_Stated task:_
Comb the records below for the string "Graph" and copy each line where it turns up.

********************

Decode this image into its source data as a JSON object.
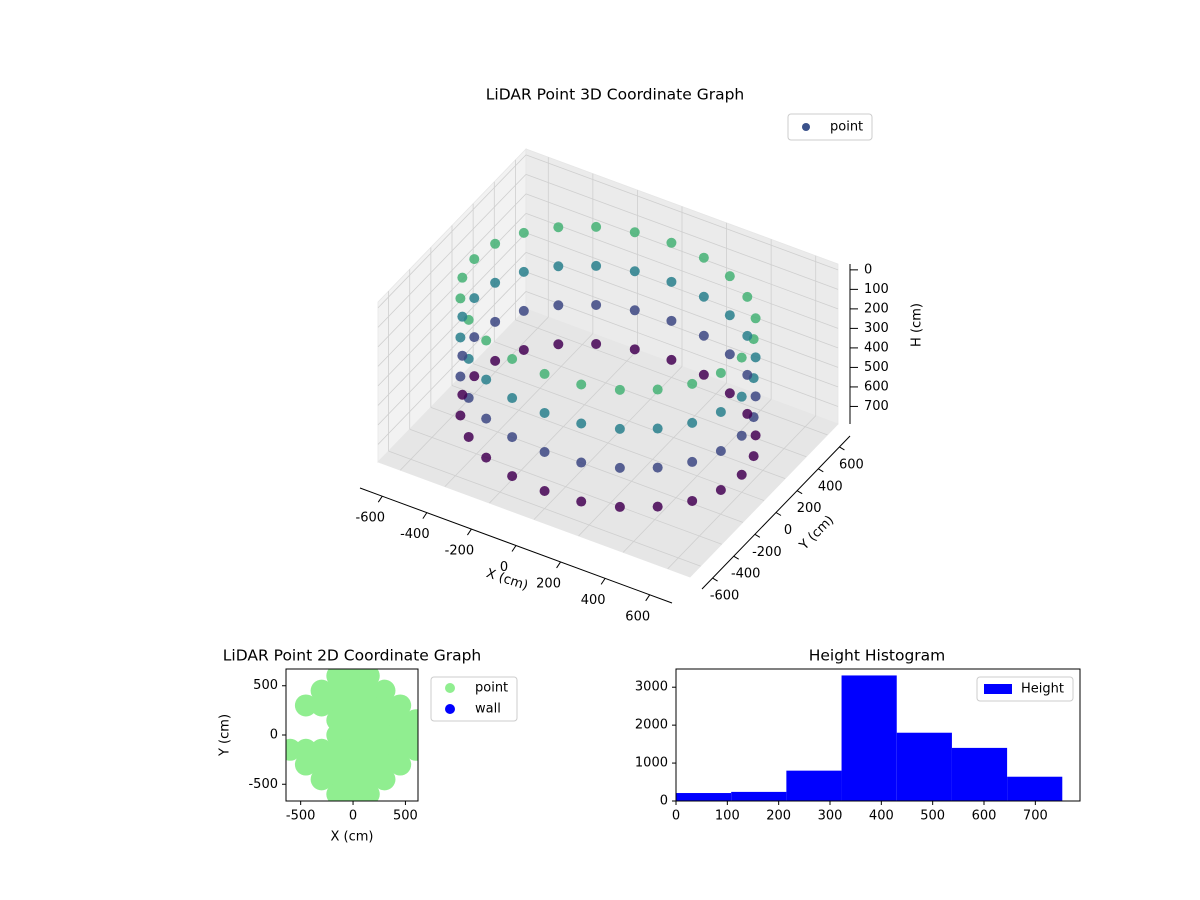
{
  "chart_data": [
    {
      "type": "scatter3d",
      "title": "LiDAR Point 3D Coordinate Graph",
      "xlabel": "X (cm)",
      "ylabel": "Y (cm)",
      "zlabel": "H (cm)",
      "series": [
        {
          "name": "point",
          "x": [
            600,
            580,
            520,
            424,
            300,
            155,
            0,
            -155,
            -300,
            -424,
            -520,
            -580,
            -600,
            -580,
            -520,
            -424,
            -300,
            -155,
            0,
            155,
            300,
            424,
            520,
            580,
            600,
            580,
            520,
            424,
            300,
            155,
            0,
            -155,
            -300,
            -424,
            -520,
            -580,
            -600,
            -580,
            -520,
            -424,
            -300,
            -155,
            0,
            155,
            300,
            424,
            520,
            580,
            600,
            580,
            520,
            424,
            300,
            155,
            0,
            -155,
            -300,
            -424,
            -520,
            -580,
            -600,
            -580,
            -520,
            -424,
            -300,
            -155,
            0,
            155,
            300,
            424,
            520,
            580,
            600,
            580,
            520,
            424,
            300,
            155,
            0,
            -155,
            -300,
            -424,
            -520,
            -580,
            -600,
            -580,
            -520,
            -424,
            -300,
            -155,
            0,
            155,
            300,
            424,
            520,
            580
          ],
          "y": [
            0,
            155,
            300,
            424,
            520,
            580,
            600,
            580,
            520,
            424,
            300,
            155,
            0,
            -155,
            -300,
            -424,
            -520,
            -580,
            -600,
            -580,
            -520,
            -424,
            -300,
            -155,
            0,
            155,
            300,
            424,
            520,
            580,
            600,
            580,
            520,
            424,
            300,
            155,
            0,
            -155,
            -300,
            -424,
            -520,
            -580,
            -600,
            -580,
            -520,
            -424,
            -300,
            -155,
            0,
            155,
            300,
            424,
            520,
            580,
            600,
            580,
            520,
            424,
            300,
            155,
            0,
            -155,
            -300,
            -424,
            -520,
            -580,
            -600,
            -580,
            -520,
            -424,
            -300,
            -155,
            0,
            155,
            300,
            424,
            520,
            580,
            600,
            580,
            520,
            424,
            300,
            155,
            0,
            -155,
            -300,
            -424,
            -520,
            -580,
            -600,
            -580,
            -520,
            -424,
            -300,
            -155
          ],
          "z": [
            100,
            100,
            100,
            100,
            100,
            100,
            100,
            100,
            100,
            100,
            100,
            100,
            100,
            100,
            100,
            100,
            100,
            100,
            100,
            100,
            100,
            100,
            100,
            100,
            300,
            300,
            300,
            300,
            300,
            300,
            300,
            300,
            300,
            300,
            300,
            300,
            300,
            300,
            300,
            300,
            300,
            300,
            300,
            300,
            300,
            300,
            300,
            300,
            500,
            500,
            500,
            500,
            500,
            500,
            500,
            500,
            500,
            500,
            500,
            500,
            500,
            500,
            500,
            500,
            500,
            500,
            500,
            500,
            500,
            500,
            500,
            500,
            700,
            700,
            700,
            700,
            700,
            700,
            700,
            700,
            700,
            700,
            700,
            700,
            700,
            700,
            700,
            700,
            700,
            700,
            700,
            700,
            700,
            700,
            700,
            700
          ]
        }
      ],
      "colormap": [
        "#440154",
        "#3b528b",
        "#21918c",
        "#5ec962"
      ],
      "xlim": [
        -700,
        700
      ],
      "ylim": [
        -700,
        700
      ],
      "zlim": [
        790,
        -30
      ],
      "xticks": [
        -600,
        -400,
        -200,
        0,
        200,
        400,
        600
      ],
      "yticks": [
        -600,
        -400,
        -200,
        0,
        200,
        400,
        600
      ],
      "zticks": [
        0,
        100,
        200,
        300,
        400,
        500,
        600,
        700
      ],
      "grid": true,
      "legend": "upper right"
    },
    {
      "type": "scatter",
      "title": "LiDAR Point 2D Coordinate Graph",
      "xlabel": "X (cm)",
      "ylabel": "Y (cm)",
      "series": [
        {
          "name": "point",
          "color": "#90ee90",
          "x": [
            -150,
            0,
            150,
            -300,
            -150,
            0,
            150,
            300,
            -450,
            -300,
            -150,
            0,
            150,
            300,
            450,
            -150,
            0,
            150,
            300,
            450,
            600,
            -150,
            0,
            150,
            300,
            450,
            600,
            -600,
            -450,
            -300,
            -150,
            0,
            150,
            300,
            450,
            600,
            -450,
            -300,
            -150,
            0,
            150,
            300,
            450,
            -300,
            -150,
            0,
            150,
            300,
            -150,
            0,
            150
          ],
          "y": [
            600,
            600,
            600,
            450,
            450,
            450,
            450,
            450,
            300,
            300,
            300,
            300,
            300,
            300,
            300,
            150,
            150,
            150,
            150,
            150,
            150,
            0,
            0,
            0,
            0,
            0,
            0,
            -150,
            -150,
            -150,
            -150,
            -150,
            -150,
            -150,
            -150,
            -150,
            -300,
            -300,
            -300,
            -300,
            -300,
            -300,
            -300,
            -450,
            -450,
            -450,
            -450,
            -450,
            -600,
            -600,
            -600
          ]
        },
        {
          "name": "wall",
          "color": "#0000ff",
          "x": [],
          "y": []
        }
      ],
      "xlim": [
        -640,
        620
      ],
      "ylim": [
        -670,
        670
      ],
      "xticks": [
        -500,
        0,
        500
      ],
      "yticks": [
        -500,
        0,
        500
      ],
      "legend": "outside right"
    },
    {
      "type": "histogram",
      "title": "Height Histogram",
      "series": [
        {
          "name": "Height",
          "color": "#0000ff",
          "bins": [
            0,
            107.5,
            215,
            322.5,
            430,
            537.5,
            645,
            752.5
          ],
          "counts": [
            210,
            240,
            800,
            3310,
            1800,
            1400,
            640
          ]
        }
      ],
      "xlim": [
        0,
        787
      ],
      "ylim": [
        0,
        3480
      ],
      "xticks": [
        0,
        100,
        200,
        300,
        400,
        500,
        600,
        700
      ],
      "yticks": [
        0,
        1000,
        2000,
        3000
      ],
      "legend": "upper right"
    }
  ]
}
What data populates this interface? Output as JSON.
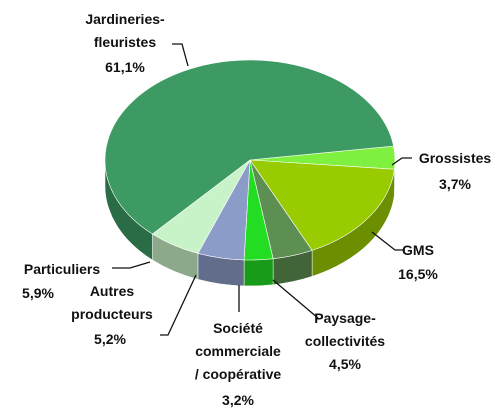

********************

_Solution for this exercise:_
      "title": "LiDAR Point 3D Coordinate Graph",
      "title": "LiDAR Point 2D Coordinate Graph",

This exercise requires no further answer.